◆ Given problem
Reproduce all of the data word for word.

----- Extracted records -----

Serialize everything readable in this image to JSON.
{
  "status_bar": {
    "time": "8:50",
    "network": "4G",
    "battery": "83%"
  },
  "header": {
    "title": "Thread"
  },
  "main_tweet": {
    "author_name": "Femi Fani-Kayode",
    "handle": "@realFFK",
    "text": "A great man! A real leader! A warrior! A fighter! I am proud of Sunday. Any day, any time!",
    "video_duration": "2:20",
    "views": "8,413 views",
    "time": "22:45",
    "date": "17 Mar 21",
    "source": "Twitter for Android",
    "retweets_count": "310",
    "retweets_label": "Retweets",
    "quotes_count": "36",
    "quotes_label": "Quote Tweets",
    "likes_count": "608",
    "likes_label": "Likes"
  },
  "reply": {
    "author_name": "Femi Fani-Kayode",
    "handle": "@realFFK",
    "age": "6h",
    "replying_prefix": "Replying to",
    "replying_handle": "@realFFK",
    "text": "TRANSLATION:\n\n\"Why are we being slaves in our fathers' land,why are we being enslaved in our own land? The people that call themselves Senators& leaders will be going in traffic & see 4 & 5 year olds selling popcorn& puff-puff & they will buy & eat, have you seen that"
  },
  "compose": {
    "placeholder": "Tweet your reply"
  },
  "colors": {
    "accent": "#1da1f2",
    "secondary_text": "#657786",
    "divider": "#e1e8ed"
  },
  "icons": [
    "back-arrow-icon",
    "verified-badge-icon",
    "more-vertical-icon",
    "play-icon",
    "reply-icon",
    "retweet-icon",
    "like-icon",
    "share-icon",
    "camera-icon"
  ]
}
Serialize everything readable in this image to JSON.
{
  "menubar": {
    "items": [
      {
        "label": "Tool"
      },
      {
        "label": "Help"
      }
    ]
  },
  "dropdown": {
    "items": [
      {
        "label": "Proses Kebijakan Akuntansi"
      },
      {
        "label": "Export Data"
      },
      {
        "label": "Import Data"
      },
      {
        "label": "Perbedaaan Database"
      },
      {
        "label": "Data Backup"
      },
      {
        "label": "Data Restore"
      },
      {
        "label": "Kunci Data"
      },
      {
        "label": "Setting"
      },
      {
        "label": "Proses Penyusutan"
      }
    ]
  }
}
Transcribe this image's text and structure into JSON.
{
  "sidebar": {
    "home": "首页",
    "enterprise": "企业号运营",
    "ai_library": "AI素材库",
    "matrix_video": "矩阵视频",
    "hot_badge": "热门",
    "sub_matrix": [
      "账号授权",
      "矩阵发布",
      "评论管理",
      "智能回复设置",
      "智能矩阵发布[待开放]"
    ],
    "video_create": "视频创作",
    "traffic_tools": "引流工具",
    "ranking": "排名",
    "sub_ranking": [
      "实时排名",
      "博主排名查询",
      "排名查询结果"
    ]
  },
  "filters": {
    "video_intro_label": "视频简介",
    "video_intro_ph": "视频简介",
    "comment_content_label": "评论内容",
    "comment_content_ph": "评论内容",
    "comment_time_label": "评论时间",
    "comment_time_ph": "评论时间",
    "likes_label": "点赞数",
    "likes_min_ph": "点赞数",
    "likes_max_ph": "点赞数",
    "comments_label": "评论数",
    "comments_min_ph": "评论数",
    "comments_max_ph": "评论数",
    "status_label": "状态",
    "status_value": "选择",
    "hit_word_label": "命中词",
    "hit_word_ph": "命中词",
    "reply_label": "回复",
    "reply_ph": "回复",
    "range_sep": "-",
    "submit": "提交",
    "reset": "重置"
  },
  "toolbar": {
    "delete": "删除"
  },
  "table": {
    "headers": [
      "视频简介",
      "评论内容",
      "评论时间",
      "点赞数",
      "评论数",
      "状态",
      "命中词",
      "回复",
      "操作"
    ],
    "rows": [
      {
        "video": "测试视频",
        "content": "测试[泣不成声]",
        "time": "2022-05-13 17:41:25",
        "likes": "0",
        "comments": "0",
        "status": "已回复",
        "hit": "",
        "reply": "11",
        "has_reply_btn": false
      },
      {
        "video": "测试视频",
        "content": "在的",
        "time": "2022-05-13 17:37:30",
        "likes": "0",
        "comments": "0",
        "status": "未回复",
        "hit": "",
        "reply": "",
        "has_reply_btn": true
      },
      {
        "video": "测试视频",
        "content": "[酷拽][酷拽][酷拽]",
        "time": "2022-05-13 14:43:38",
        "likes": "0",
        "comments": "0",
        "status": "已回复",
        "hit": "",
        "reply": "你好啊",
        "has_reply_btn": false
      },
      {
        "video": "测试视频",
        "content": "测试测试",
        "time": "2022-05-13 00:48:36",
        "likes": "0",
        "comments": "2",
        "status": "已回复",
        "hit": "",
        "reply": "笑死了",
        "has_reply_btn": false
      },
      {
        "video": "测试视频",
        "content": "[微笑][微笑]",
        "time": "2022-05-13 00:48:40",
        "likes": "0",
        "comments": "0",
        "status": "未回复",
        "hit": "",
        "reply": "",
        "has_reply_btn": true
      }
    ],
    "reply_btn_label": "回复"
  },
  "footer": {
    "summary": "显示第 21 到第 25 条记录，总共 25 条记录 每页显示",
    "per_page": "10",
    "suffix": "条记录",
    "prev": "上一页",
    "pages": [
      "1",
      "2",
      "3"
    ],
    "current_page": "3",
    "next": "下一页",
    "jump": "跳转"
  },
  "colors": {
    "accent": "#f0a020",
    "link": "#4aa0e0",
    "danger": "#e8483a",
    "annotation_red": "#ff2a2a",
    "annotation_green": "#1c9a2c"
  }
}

-----

◆ Task response
Serialize everything readable in this image to JSON.
{
  "status_bar": {
    "time": "8:50",
    "network": "4G",
    "battery": "83%"
  },
  "header": {
    "title": "Thread"
  },
  "main_tweet": {
    "author_name": "Femi Fani-Kayode",
    "handle": "@realFFK",
    "text": "A great man! A real leader! A warrior! A fighter! I am proud of Sunday. Any day, any time!",
    "video_duration": "2:20",
    "views": "8,413 views",
    "time": "22:45",
    "date": "17 Mar 21",
    "source": "Twitter for Android",
    "retweets_count": "310",
    "retweets_label": "Retweets",
    "quotes_count": "36",
    "quotes_label": "Quote Tweets",
    "likes_count": "608",
    "likes_label": "Likes"
  },
  "reply": {
    "author_name": "Femi Fani-Kayode",
    "handle": "@realFFK",
    "age": "6h",
    "replying_prefix": "Replying to",
    "replying_handle": "@realFFK",
    "text": "TRANSLATION:\n\n\"Why are we being slaves in our fathers' land,why are we being enslaved in our own land? The people that call themselves Senators& leaders will be going in traffic & see 4 & 5 year olds selling popcorn& puff-puff & they will buy & eat, have you seen that"
  },
  "compose": {
    "placeholder": "Tweet your reply"
  },
  "colors": {
    "accent": "#1da1f2",
    "secondary_text": "#657786",
    "divider": "#e1e8ed"
  },
  "icons": [
    "back-arrow-icon",
    "verified-badge-icon",
    "more-vertical-icon",
    "play-icon",
    "reply-icon",
    "retweet-icon",
    "like-icon",
    "share-icon",
    "camera-icon"
  ]
}
Serialize everything readable in this image to JSON.
{
  "menubar": {
    "items": [
      {
        "label": "Tool"
      },
      {
        "label": "Help"
      }
    ]
  },
  "dropdown": {
    "items": [
      {
        "label": "Proses Kebijakan Akuntansi"
      },
      {
        "label": "Export Data"
      },
      {
        "label": "Import Data"
      },
      {
        "label": "Perbedaaan Database"
      },
      {
        "label": "Data Backup"
      },
      {
        "label": "Data Restore"
      },
      {
        "label": "Kunci Data"
      },
      {
        "label": "Setting"
      },
      {
        "label": "Proses Penyusutan"
      }
    ]
  }
}
Transcribe this image's text and structure into JSON.
{
  "sidebar": {
    "home": "首页",
    "enterprise": "企业号运营",
    "ai_library": "AI素材库",
    "matrix_video": "矩阵视频",
    "hot_badge": "热门",
    "sub_matrix": [
      "账号授权",
      "矩阵发布",
      "评论管理",
      "智能回复设置",
      "智能矩阵发布[待开放]"
    ],
    "video_create": "视频创作",
    "traffic_tools": "引流工具",
    "ranking": "排名",
    "sub_ranking": [
      "实时排名",
      "博主排名查询",
      "排名查询结果"
    ]
  },
  "filters": {
    "video_intro_label": "视频简介",
    "video_intro_ph": "视频简介",
    "comment_content_label": "评论内容",
    "comment_content_ph": "评论内容",
    "comment_time_label": "评论时间",
    "comment_time_ph": "评论时间",
    "likes_label": "点赞数",
    "likes_min_ph": "点赞数",
    "likes_max_ph": "点赞数",
    "comments_label": "评论数",
    "comments_min_ph": "评论数",
    "comments_max_ph": "评论数",
    "status_label": "状态",
    "status_value": "选择",
    "hit_word_label": "命中词",
    "hit_word_ph": "命中词",
    "reply_label": "回复",
    "reply_ph": "回复",
    "range_sep": "-",
    "submit": "提交",
    "reset": "重置"
  },
  "toolbar": {
    "delete": "删除"
  },
  "table": {
    "headers": [
      "视频简介",
      "评论内容",
      "评论时间",
      "点赞数",
      "评论数",
      "状态",
      "命中词",
      "回复",
      "操作"
    ],
    "rows": [
      {
        "video": "测试视频",
        "content": "测试[泣不成声]",
        "time": "2022-05-13 17:41:25",
        "likes": "0",
        "comments": "0",
        "status": "已回复",
        "hit": "",
        "reply": "11",
        "has_reply_btn": false
      },
      {
        "video": "测试视频",
        "content": "在的",
        "time": "2022-05-13 17:37:30",
        "likes": "0",
        "comments": "0",
        "status": "未回复",
        "hit": "",
        "reply": "",
        "has_reply_btn": true
      },
      {
        "video": "测试视频",
        "content": "[酷拽][酷拽][酷拽]",
        "time": "2022-05-13 14:43:38",
        "likes": "0",
        "comments": "0",
        "status": "已回复",
        "hit": "",
        "reply": "你好啊",
        "has_reply_btn": false
      },
      {
        "video": "测试视频",
        "content": "测试测试",
        "time": "2022-05-13 00:48:36",
        "likes": "0",
        "comments": "2",
        "status": "已回复",
        "hit": "",
        "reply": "笑死了",
        "has_reply_btn": false
      },
      {
        "video": "测试视频",
        "content": "[微笑][微笑]",
        "time": "2022-05-13 00:48:40",
        "likes": "0",
        "comments": "0",
        "status": "未回复",
        "hit": "",
        "reply": "",
        "has_reply_btn": true
      }
    ],
    "reply_btn_label": "回复"
  },
  "footer": {
    "summary": "显示第 21 到第 25 条记录，总共 25 条记录 每页显示",
    "per_page": "10",
    "suffix": "条记录",
    "prev": "上一页",
    "pages": [
      "1",
      "2",
      "3"
    ],
    "current_page": "3",
    "next": "下一页",
    "jump": "跳转"
  },
  "colors": {
    "accent": "#f0a020",
    "link": "#4aa0e0",
    "danger": "#e8483a",
    "annotation_red": "#ff2a2a",
    "annotation_green": "#1c9a2c"
  }
}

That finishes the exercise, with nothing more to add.